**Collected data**
= = = =

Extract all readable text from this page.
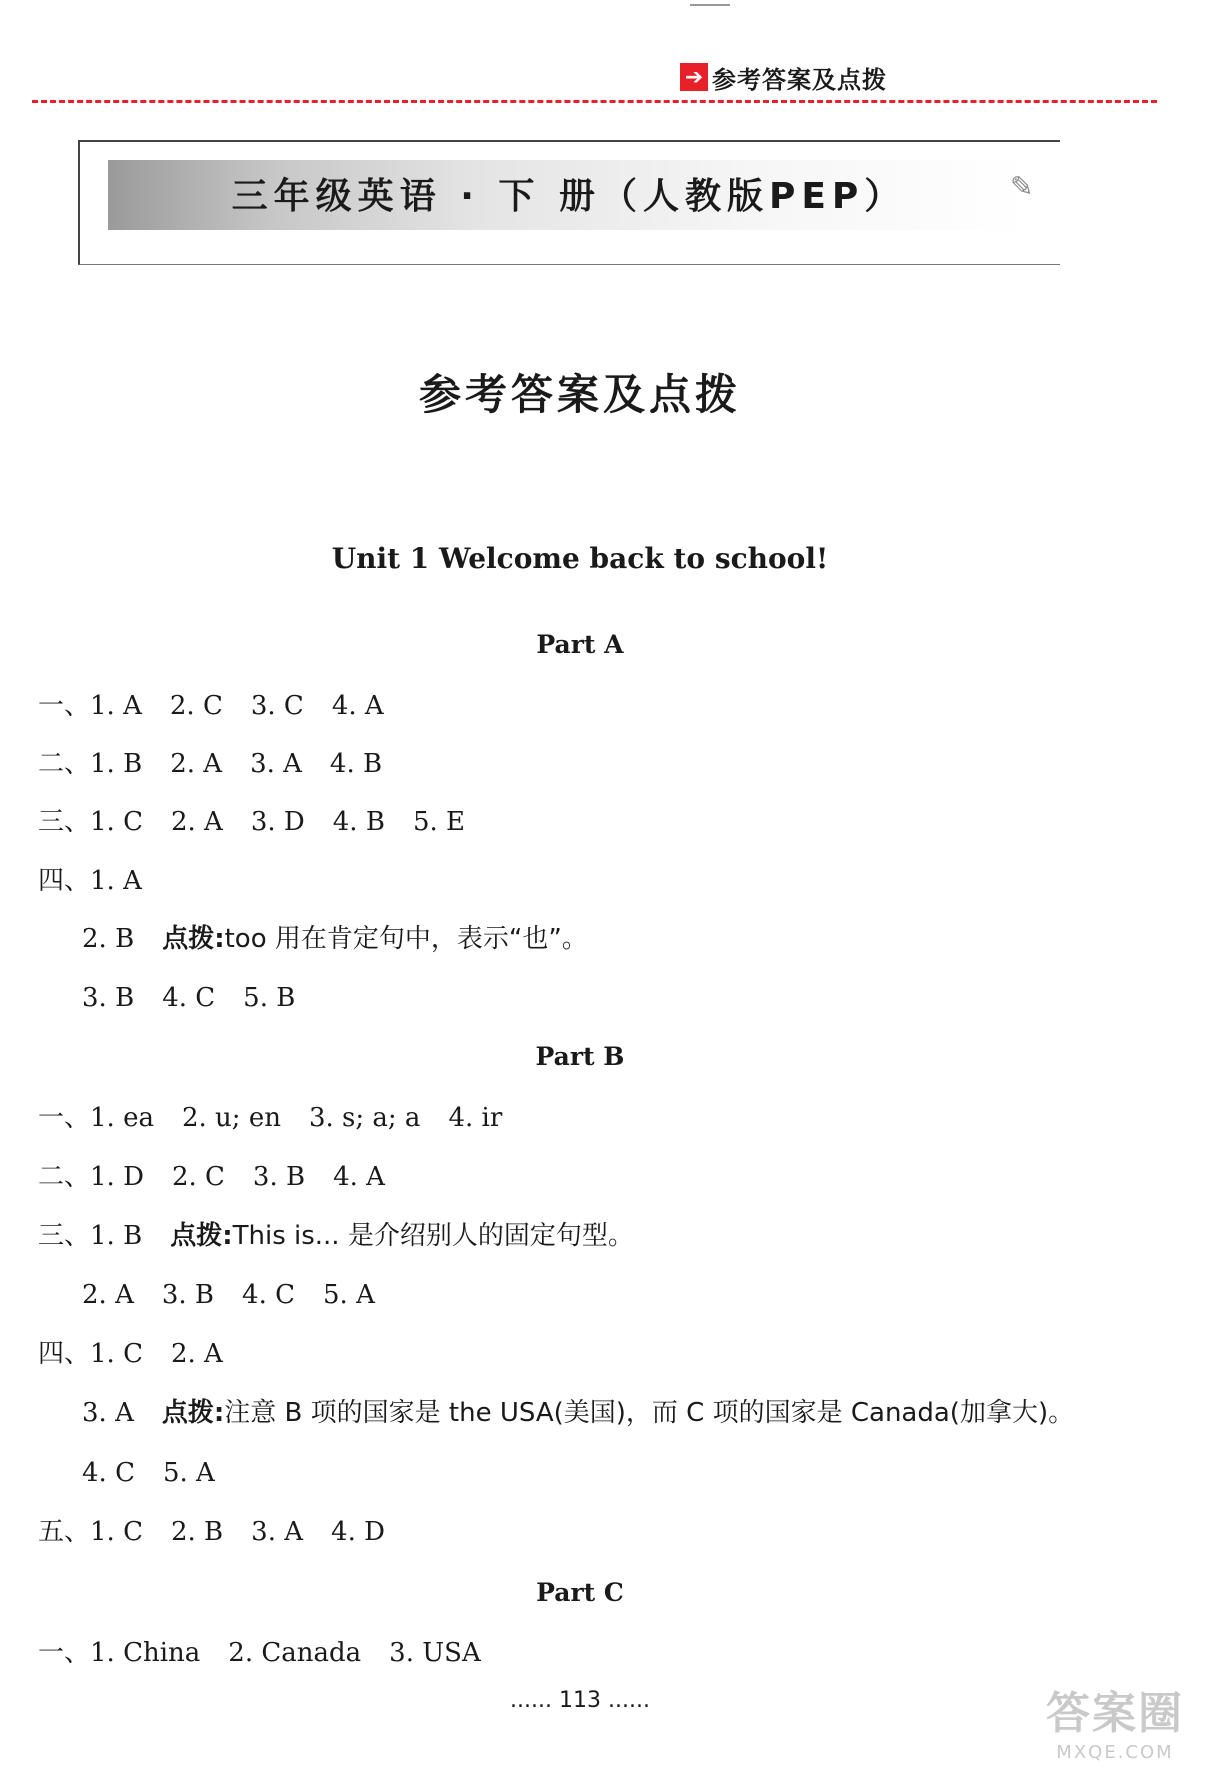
➔ 参考答案及点拨
三年级英语 · 下 册（人教版PEP）	✎
参考答案及点拨
Unit 1 Welcome back to school!
Part A
一、1. A 2. C 3. C 4. A
二、1. B 2. A 3. A 4. B
三、1. C 2. A 3. D 4. B 5. E
四、1. A
2. B 点拨:too 用在肯定句中，表示“也”。
3. B 4. C 5. B
Part B
一、1. ea 2. u; en 3. s; a; a 4. ir
二、1. D 2. C 3. B 4. A
三、1. B 点拨:This is... 是介绍别人的固定句型。
2. A 3. B 4. C 5. A
四、1. C 2. A
3. A 点拨:注意 B 项的国家是 the USA(美国)，而 C 项的国家是 Canada(加拿大)。
4. C 5. A
五、1. C 2. B 3. A 4. D
Part C
一、1. China 2. Canada 3. USA
...... 113 ......	答案圈
MXQE.COM
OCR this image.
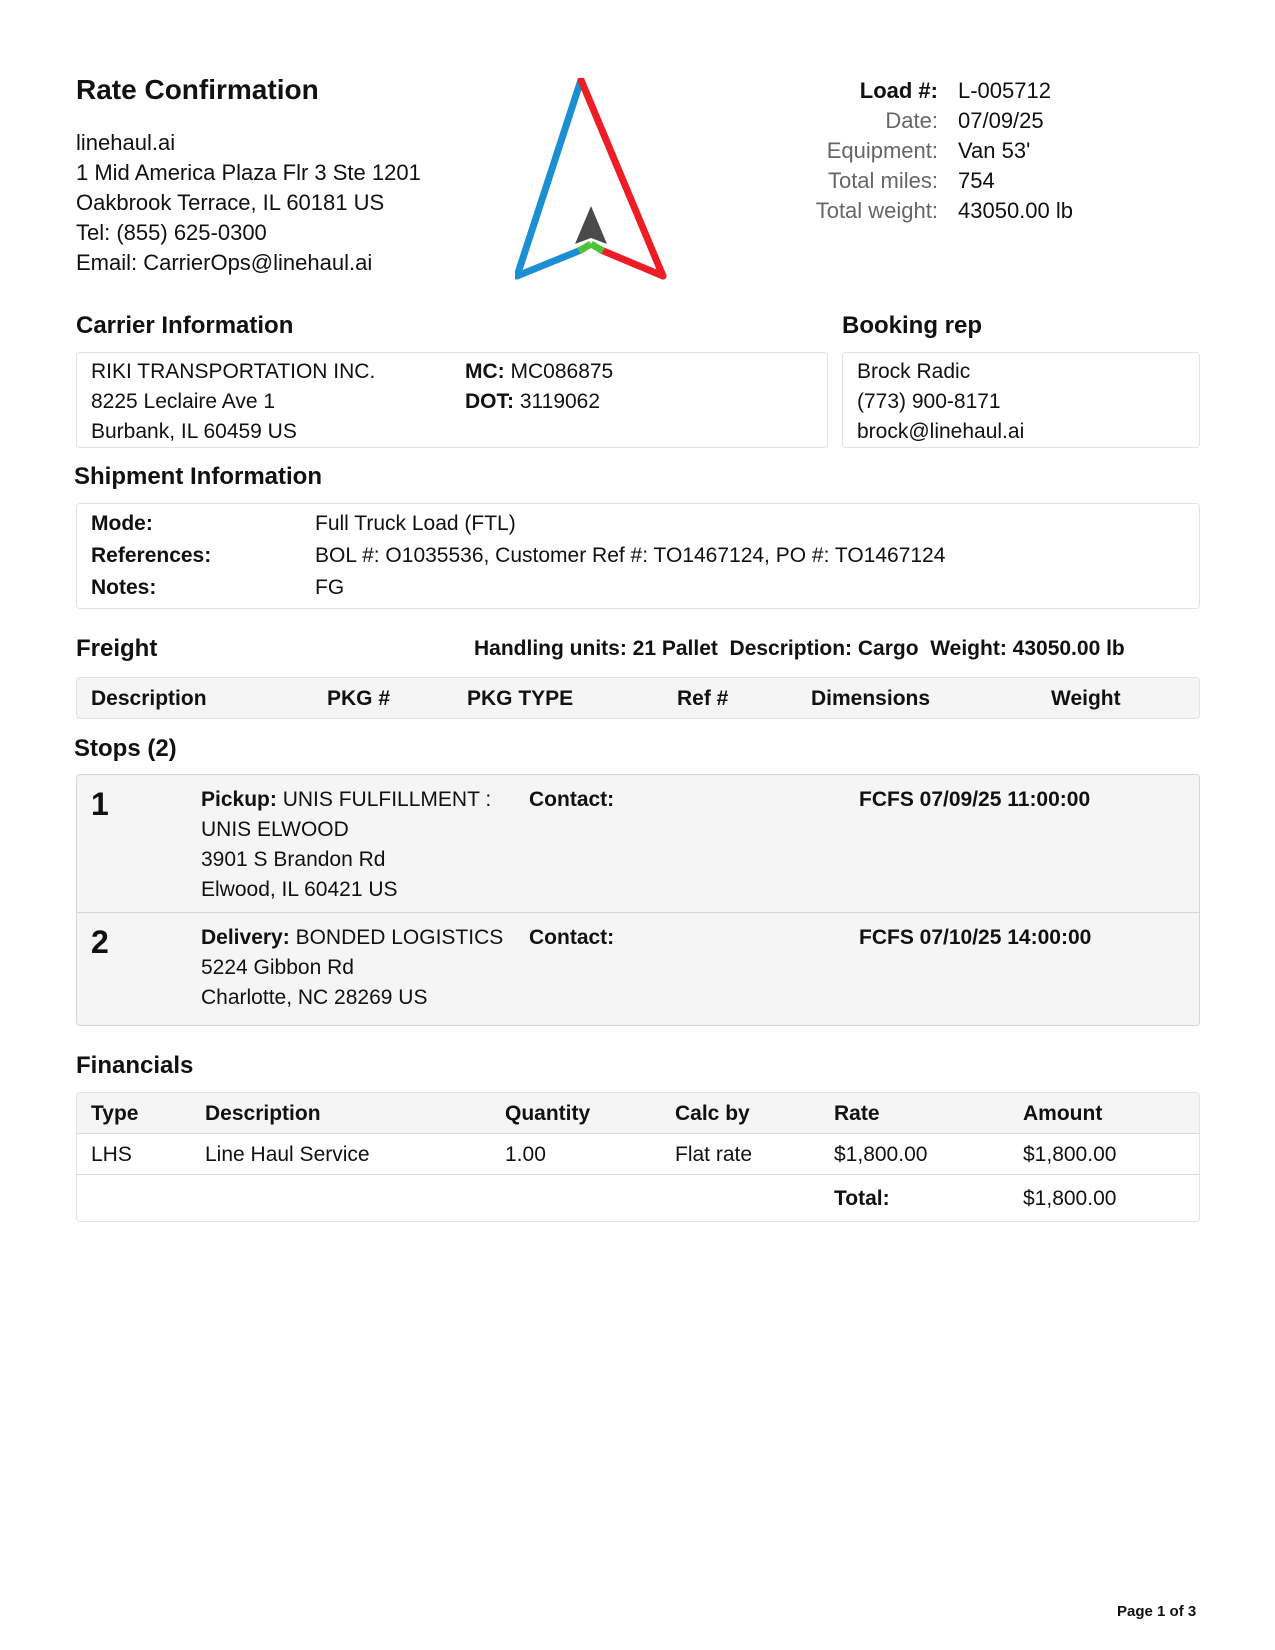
Rate Confirmation
linehaul.ai
1 Mid America Plaza Flr 3 Ste 1201
Oakbrook Terrace, IL 60181 US
Tel: (855) 625-0300
Email: CarrierOps@linehaul.ai
Load #: L-005712
Date: 07/09/25
Equipment: Van 53'
Total miles: 754
Total weight: 43050.00 lb
Carrier Information
RIKI TRANSPORTATION INC.
8225 Leclaire Ave 1
Burbank, IL 60459 US
MC: MC086875
DOT: 3119062
Booking rep
Brock Radic
(773) 900-8171
brock@linehaul.ai
Shipment Information
Mode:	Full Truck Load (FTL)
References:	BOL #: O1035536, Customer Ref #: TO1467124, PO #: TO1467124
Notes:	FG
Freight	Handling units: 21 Pallet  Description: Cargo  Weight: 43050.00 lb
Description	PKG #	PKG TYPE	Ref #	Dimensions	Weight
Stops (2)
1	Pickup: UNIS FULFILLMENT : UNIS ELWOOD
3901 S Brandon Rd
Elwood, IL 60421 US
Contact:	FCFS 07/09/25 11:00:00
2	Delivery: BONDED LOGISTICS
5224 Gibbon Rd
Charlotte, NC 28269 US
Contact:	FCFS 07/10/25 14:00:00
Financials
Type	Description	Quantity	Calc by	Rate	Amount
LHS	Line Haul Service	1.00	Flat rate	$1,800.00	$1,800.00
Total:	$1,800.00
Page 1 of 3
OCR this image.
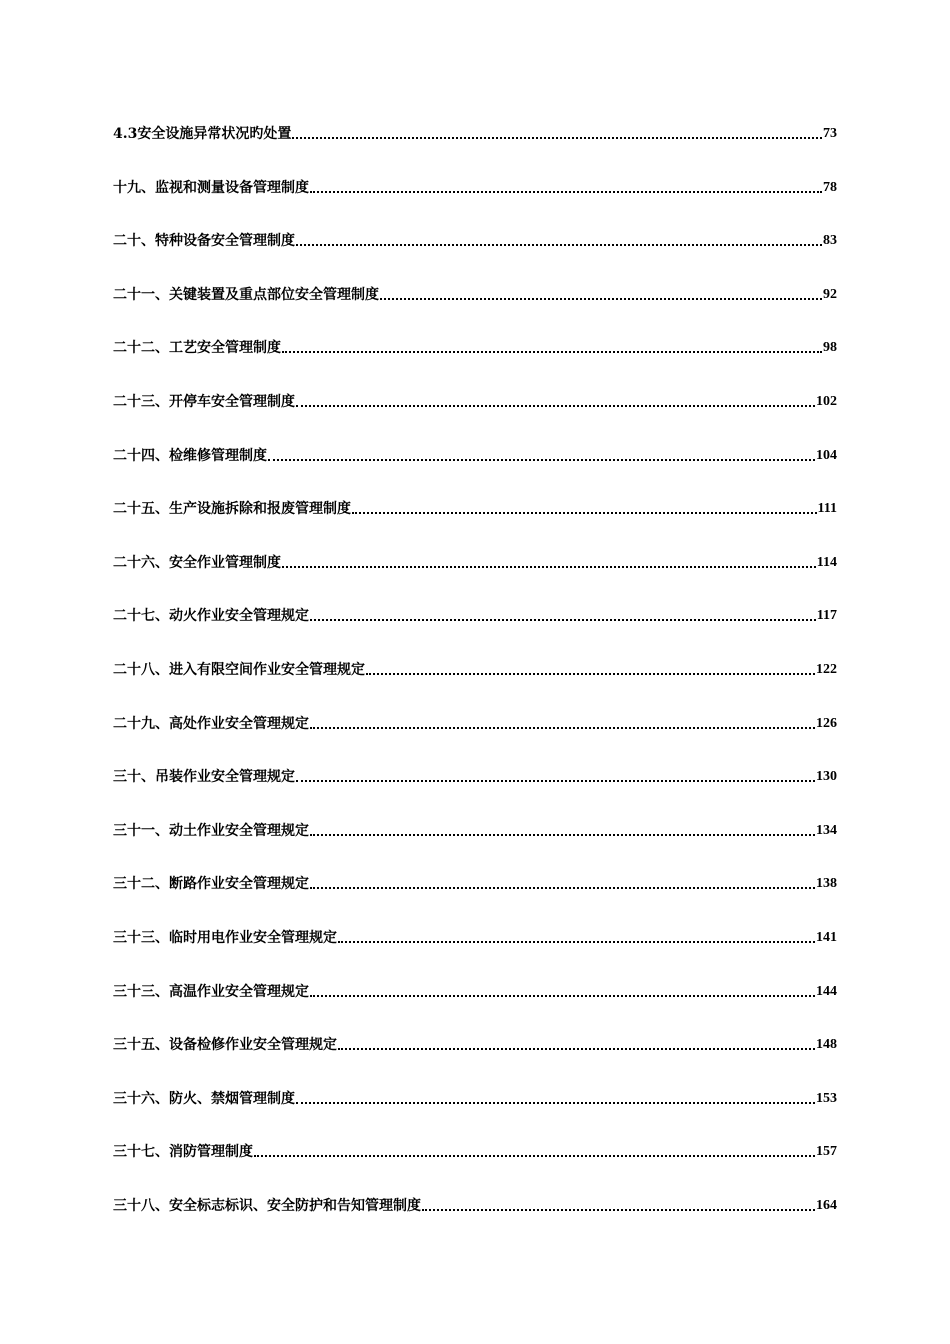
4.3安全设施异常状况旳处置	73
十九、监视和测量设备管理制度	78
二十、特种设备安全管理制度	83
二十一、关键装置及重点部位安全管理制度	92
二十二、工艺安全管理制度	98
二十三、开停车安全管理制度	102
二十四、检维修管理制度	104
二十五、生产设施拆除和报废管理制度	111
二十六、安全作业管理制度	114
二十七、动火作业安全管理规定	117
二十八、进入有限空间作业安全管理规定	122
二十九、高处作业安全管理规定	126
三十、吊装作业安全管理规定	130
三十一、动土作业安全管理规定	134
三十二、断路作业安全管理规定	138
三十三、临时用电作业安全管理规定	141
三十三、高温作业安全管理规定	144
三十五、设备检修作业安全管理规定	148
三十六、防火、禁烟管理制度	153
三十七、消防管理制度	157
三十八、安全标志标识、安全防护和告知管理制度	164
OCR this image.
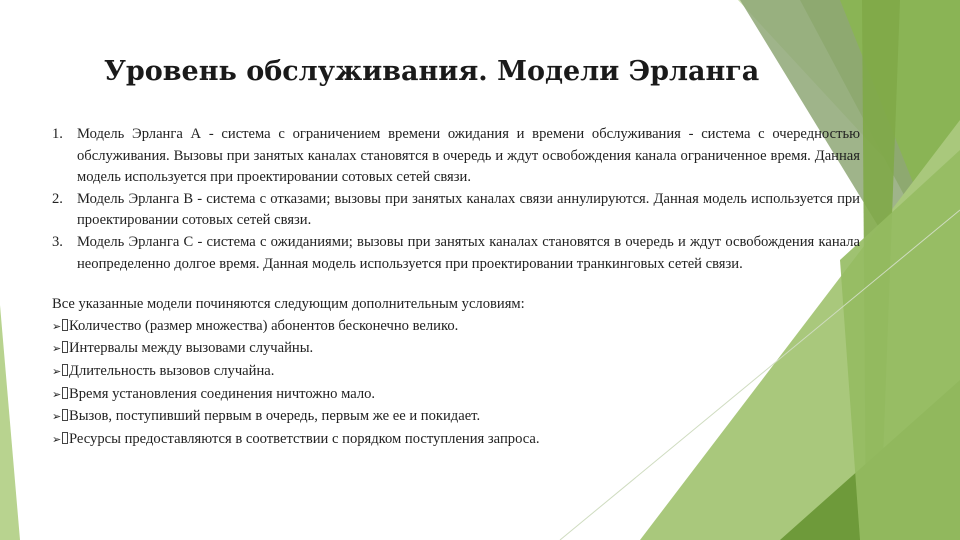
Уровень обслуживания. Модели Эрланга
1. Модель Эрланга А - система с ограничением времени ожидания и времени обслуживания - система с очередностью обслуживания. Вызовы при занятых каналах становятся в очередь и ждут освобождения канала ограниченное время. Данная модель используется при проектировании сотовых сетей связи.
2. Модель Эрланга В - система с отказами; вызовы при занятых каналах связи аннулируются. Данная модель используется при проектировании сотовых сетей связи.
3. Модель Эрланга С - система с ожиданиями; вызовы при занятых каналах становятся в очередь и ждут освобождения канала неопределенно долгое время. Данная модель используется при проектировании транкинговых сетей связи.

Все указанные модели починяются следующим дополнительным условиям:

➢ Количество (размер множества) абонентов бесконечно велико.
➢ Интервалы между вызовами случайны.
➢ Длительность вызовов случайна.
➢ Время установления соединения ничтожно мало.
➢ Вызов, поступивший первым в очередь, первым же ее и покидает.
➢ Ресурсы предоставляются в соответствии с порядком поступления запроса.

= = = =

Write the listing out a second time exactly, dropping all images.

Extract all readable text from this page.
➔ 参考答案及点拨
三年级英语 · 下 册（人教版PEP）	✎
参考答案及点拨
Unit 1 Welcome back to school!
Part A
一、1. A 2. C 3. C 4. A
二、1. B 2. A 3. A 4. B
三、1. C 2. A 3. D 4. B 5. E
四、1. A
2. B 点拨:too 用在肯定句中，表示“也”。
3. B 4. C 5. B
Part B
一、1. ea 2. u; en 3. s; a; a 4. ir
二、1. D 2. C 3. B 4. A
三、1. B 点拨:This is... 是介绍别人的固定句型。
2. A 3. B 4. C 5. A
四、1. C 2. A
3. A 点拨:注意 B 项的国家是 the USA(美国)，而 C 项的国家是 Canada(加拿大)。
4. C 5. A
五、1. C 2. B 3. A 4. D
Part C
一、1. China 2. Canada 3. USA
...... 113 ......	答案圈
MXQE.COM
OCR this image.
Rate Confirmation
linehaul.ai
1 Mid America Plaza Flr 3 Ste 1201
Oakbrook Terrace, IL 60181 US
Tel: (855) 625-0300
Email: CarrierOps@linehaul.ai
Load #: L-005712
Date: 07/09/25
Equipment: Van 53'
Total miles: 754
Total weight: 43050.00 lb
Carrier Information
RIKI TRANSPORTATION INC.
8225 Leclaire Ave 1
Burbank, IL 60459 US
MC: MC086875
DOT: 3119062
Booking rep
Brock Radic
(773) 900-8171
brock@linehaul.ai
Shipment Information
Mode:	Full Truck Load (FTL)
References:	BOL #: O1035536, Customer Ref #: TO1467124, PO #: TO1467124
Notes:	FG
Freight	Handling units: 21 Pallet  Description: Cargo  Weight: 43050.00 lb
Description	PKG #	PKG TYPE	Ref #	Dimensions	Weight
Stops (2)
1	Pickup: UNIS FULFILLMENT : UNIS ELWOOD
3901 S Brandon Rd
Elwood, IL 60421 US
Contact:	FCFS 07/09/25 11:00:00
2	Delivery: BONDED LOGISTICS
5224 Gibbon Rd
Charlotte, NC 28269 US
Contact:	FCFS 07/10/25 14:00:00
Financials
Type	Description	Quantity	Calc by	Rate	Amount
LHS	Line Haul Service	1.00	Flat rate	$1,800.00	$1,800.00
Total:	$1,800.00
Page 1 of 3
OCR this image.
4.3安全设施异常状况旳处置	73
十九、监视和测量设备管理制度	78
二十、特种设备安全管理制度	83
二十一、关键装置及重点部位安全管理制度	92
二十二、工艺安全管理制度	98
二十三、开停车安全管理制度	102
二十四、检维修管理制度	104
二十五、生产设施拆除和报废管理制度	111
二十六、安全作业管理制度	114
二十七、动火作业安全管理规定	117
二十八、进入有限空间作业安全管理规定	122
二十九、高处作业安全管理规定	126
三十、吊装作业安全管理规定	130
三十一、动土作业安全管理规定	134
三十二、断路作业安全管理规定	138
三十三、临时用电作业安全管理规定	141
三十三、高温作业安全管理规定	144
三十五、设备检修作业安全管理规定	148
三十六、防火、禁烟管理制度	153
三十七、消防管理制度	157
三十八、安全标志标识、安全防护和告知管理制度	164
OCR this image.
Уровень обслуживания. Модели Эрланга
1. Модель Эрланга А - система с ограничением времени ожидания и времени обслуживания - система с очередностью обслуживания. Вызовы при занятых каналах становятся в очередь и ждут освобождения канала ограниченное время. Данная модель используется при проектировании сотовых сетей связи.
2. Модель Эрланга В - система с отказами; вызовы при занятых каналах связи аннулируются. Данная модель используется при проектировании сотовых сетей связи.
3. Модель Эрланга С - система с ожиданиями; вызовы при занятых каналах становятся в очередь и ждут освобождения канала неопределенно долгое время. Данная модель используется при проектировании транкинговых сетей связи.

Все указанные модели починяются следующим дополнительным условиям:

➢ Количество (размер множества) абонентов бесконечно велико.
➢ Интервалы между вызовами случайны.
➢ Длительность вызовов случайна.
➢ Время установления соединения ничтожно мало.
➢ Вызов, поступивший первым в очередь, первым же ее и покидает.
➢ Ресурсы предоставляются в соответствии с порядком поступления запроса.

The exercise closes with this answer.